───── Stored data ─────
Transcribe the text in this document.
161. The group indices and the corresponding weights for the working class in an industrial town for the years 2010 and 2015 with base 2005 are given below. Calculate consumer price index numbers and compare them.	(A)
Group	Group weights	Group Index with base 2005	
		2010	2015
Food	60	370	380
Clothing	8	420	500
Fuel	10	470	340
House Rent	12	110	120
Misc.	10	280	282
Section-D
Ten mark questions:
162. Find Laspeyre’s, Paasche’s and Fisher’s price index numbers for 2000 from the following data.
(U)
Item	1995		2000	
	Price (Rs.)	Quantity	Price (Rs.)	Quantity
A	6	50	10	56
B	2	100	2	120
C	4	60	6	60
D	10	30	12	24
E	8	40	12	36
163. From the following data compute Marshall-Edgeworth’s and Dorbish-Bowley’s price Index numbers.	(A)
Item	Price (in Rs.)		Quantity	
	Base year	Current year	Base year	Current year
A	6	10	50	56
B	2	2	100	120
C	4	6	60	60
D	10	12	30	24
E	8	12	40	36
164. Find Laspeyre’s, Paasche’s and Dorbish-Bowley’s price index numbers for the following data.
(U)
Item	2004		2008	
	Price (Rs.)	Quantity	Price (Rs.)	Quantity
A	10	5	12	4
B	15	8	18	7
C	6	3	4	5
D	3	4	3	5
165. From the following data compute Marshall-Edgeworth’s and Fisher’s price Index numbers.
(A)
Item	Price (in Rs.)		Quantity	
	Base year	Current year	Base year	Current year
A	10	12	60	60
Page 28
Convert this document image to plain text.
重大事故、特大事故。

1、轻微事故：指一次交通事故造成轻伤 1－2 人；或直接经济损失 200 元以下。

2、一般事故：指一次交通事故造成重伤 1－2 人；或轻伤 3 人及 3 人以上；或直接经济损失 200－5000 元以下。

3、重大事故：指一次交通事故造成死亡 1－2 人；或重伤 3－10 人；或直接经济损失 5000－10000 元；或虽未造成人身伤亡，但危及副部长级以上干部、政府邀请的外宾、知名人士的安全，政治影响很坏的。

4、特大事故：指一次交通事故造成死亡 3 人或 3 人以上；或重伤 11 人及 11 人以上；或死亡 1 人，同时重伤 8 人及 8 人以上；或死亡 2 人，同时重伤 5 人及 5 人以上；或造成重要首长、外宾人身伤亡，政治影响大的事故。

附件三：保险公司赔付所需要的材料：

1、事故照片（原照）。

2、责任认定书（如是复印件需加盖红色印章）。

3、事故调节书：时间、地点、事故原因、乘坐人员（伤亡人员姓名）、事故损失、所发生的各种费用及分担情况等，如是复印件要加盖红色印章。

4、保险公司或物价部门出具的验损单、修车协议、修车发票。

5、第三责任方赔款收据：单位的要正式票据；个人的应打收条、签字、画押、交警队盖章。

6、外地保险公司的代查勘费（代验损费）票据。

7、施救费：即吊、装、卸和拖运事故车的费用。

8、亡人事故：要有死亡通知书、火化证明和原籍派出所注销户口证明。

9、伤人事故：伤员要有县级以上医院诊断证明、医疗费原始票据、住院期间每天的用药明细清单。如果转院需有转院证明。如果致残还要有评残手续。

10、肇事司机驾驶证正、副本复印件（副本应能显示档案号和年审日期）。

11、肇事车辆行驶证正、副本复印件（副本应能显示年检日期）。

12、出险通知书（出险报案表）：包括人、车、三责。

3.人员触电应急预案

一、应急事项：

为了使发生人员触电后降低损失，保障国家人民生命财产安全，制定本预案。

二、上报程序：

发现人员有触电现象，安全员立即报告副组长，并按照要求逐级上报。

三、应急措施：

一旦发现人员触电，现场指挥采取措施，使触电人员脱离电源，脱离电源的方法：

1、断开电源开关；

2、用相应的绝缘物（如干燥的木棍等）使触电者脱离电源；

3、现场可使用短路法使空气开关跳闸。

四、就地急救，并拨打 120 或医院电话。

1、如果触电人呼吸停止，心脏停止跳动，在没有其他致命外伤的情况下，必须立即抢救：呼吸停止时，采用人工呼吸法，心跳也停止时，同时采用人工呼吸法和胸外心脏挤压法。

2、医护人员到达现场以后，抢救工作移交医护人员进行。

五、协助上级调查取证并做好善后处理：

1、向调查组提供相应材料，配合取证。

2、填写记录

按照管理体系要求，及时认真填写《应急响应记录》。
─────
- Task directions -
Copy down the material exactly as written.

- Worked solution -
Transcribe the text in this document.
161. The group indices and the corresponding weights for the working class in an industrial town for the years 2010 and 2015 with base 2005 are given below. Calculate consumer price index numbers and compare them.	(A)
Group	Group weights	Group Index with base 2005	
		2010	2015
Food	60	370	380
Clothing	8	420	500
Fuel	10	470	340
House Rent	12	110	120
Misc.	10	280	282
Section-D
Ten mark questions:
162. Find Laspeyre’s, Paasche’s and Fisher’s price index numbers for 2000 from the following data.
(U)
Item	1995		2000	
	Price (Rs.)	Quantity	Price (Rs.)	Quantity
A	6	50	10	56
B	2	100	2	120
C	4	60	6	60
D	10	30	12	24
E	8	40	12	36
163. From the following data compute Marshall-Edgeworth’s and Dorbish-Bowley’s price Index numbers.	(A)
Item	Price (in Rs.)		Quantity	
	Base year	Current year	Base year	Current year
A	6	10	50	56
B	2	2	100	120
C	4	6	60	60
D	10	12	30	24
E	8	12	40	36
164. Find Laspeyre’s, Paasche’s and Dorbish-Bowley’s price index numbers for the following data.
(U)
Item	2004		2008	
	Price (Rs.)	Quantity	Price (Rs.)	Quantity
A	10	5	12	4
B	15	8	18	7
C	6	3	4	5
D	3	4	3	5
165. From the following data compute Marshall-Edgeworth’s and Fisher’s price Index numbers.
(A)
Item	Price (in Rs.)		Quantity	
	Base year	Current year	Base year	Current year
A	10	12	60	60
Page 28
Convert this document image to plain text.
重大事故、特大事故。

1、轻微事故：指一次交通事故造成轻伤 1－2 人；或直接经济损失 200 元以下。

2、一般事故：指一次交通事故造成重伤 1－2 人；或轻伤 3 人及 3 人以上；或直接经济损失 200－5000 元以下。

3、重大事故：指一次交通事故造成死亡 1－2 人；或重伤 3－10 人；或直接经济损失 5000－10000 元；或虽未造成人身伤亡，但危及副部长级以上干部、政府邀请的外宾、知名人士的安全，政治影响很坏的。

4、特大事故：指一次交通事故造成死亡 3 人或 3 人以上；或重伤 11 人及 11 人以上；或死亡 1 人，同时重伤 8 人及 8 人以上；或死亡 2 人，同时重伤 5 人及 5 人以上；或造成重要首长、外宾人身伤亡，政治影响大的事故。

附件三：保险公司赔付所需要的材料：

1、事故照片（原照）。

2、责任认定书（如是复印件需加盖红色印章）。

3、事故调节书：时间、地点、事故原因、乘坐人员（伤亡人员姓名）、事故损失、所发生的各种费用及分担情况等，如是复印件要加盖红色印章。

4、保险公司或物价部门出具的验损单、修车协议、修车发票。

5、第三责任方赔款收据：单位的要正式票据；个人的应打收条、签字、画押、交警队盖章。

6、外地保险公司的代查勘费（代验损费）票据。

7、施救费：即吊、装、卸和拖运事故车的费用。

8、亡人事故：要有死亡通知书、火化证明和原籍派出所注销户口证明。

9、伤人事故：伤员要有县级以上医院诊断证明、医疗费原始票据、住院期间每天的用药明细清单。如果转院需有转院证明。如果致残还要有评残手续。

10、肇事司机驾驶证正、副本复印件（副本应能显示档案号和年审日期）。

11、肇事车辆行驶证正、副本复印件（副本应能显示年检日期）。

12、出险通知书（出险报案表）：包括人、车、三责。

3.人员触电应急预案

一、应急事项：

为了使发生人员触电后降低损失，保障国家人民生命财产安全，制定本预案。

二、上报程序：

发现人员有触电现象，安全员立即报告副组长，并按照要求逐级上报。

三、应急措施：

一旦发现人员触电，现场指挥采取措施，使触电人员脱离电源，脱离电源的方法：

1、断开电源开关；

2、用相应的绝缘物（如干燥的木棍等）使触电者脱离电源；

3、现场可使用短路法使空气开关跳闸。

四、就地急救，并拨打 120 或医院电话。

1、如果触电人呼吸停止，心脏停止跳动，在没有其他致命外伤的情况下，必须立即抢救：呼吸停止时，采用人工呼吸法，心跳也停止时，同时采用人工呼吸法和胸外心脏挤压法。

2、医护人员到达现场以后，抢救工作移交医护人员进行。

五、协助上级调查取证并做好善后处理：

1、向调查组提供相应材料，配合取证。

2、填写记录

按照管理体系要求，及时认真填写《应急响应记录》。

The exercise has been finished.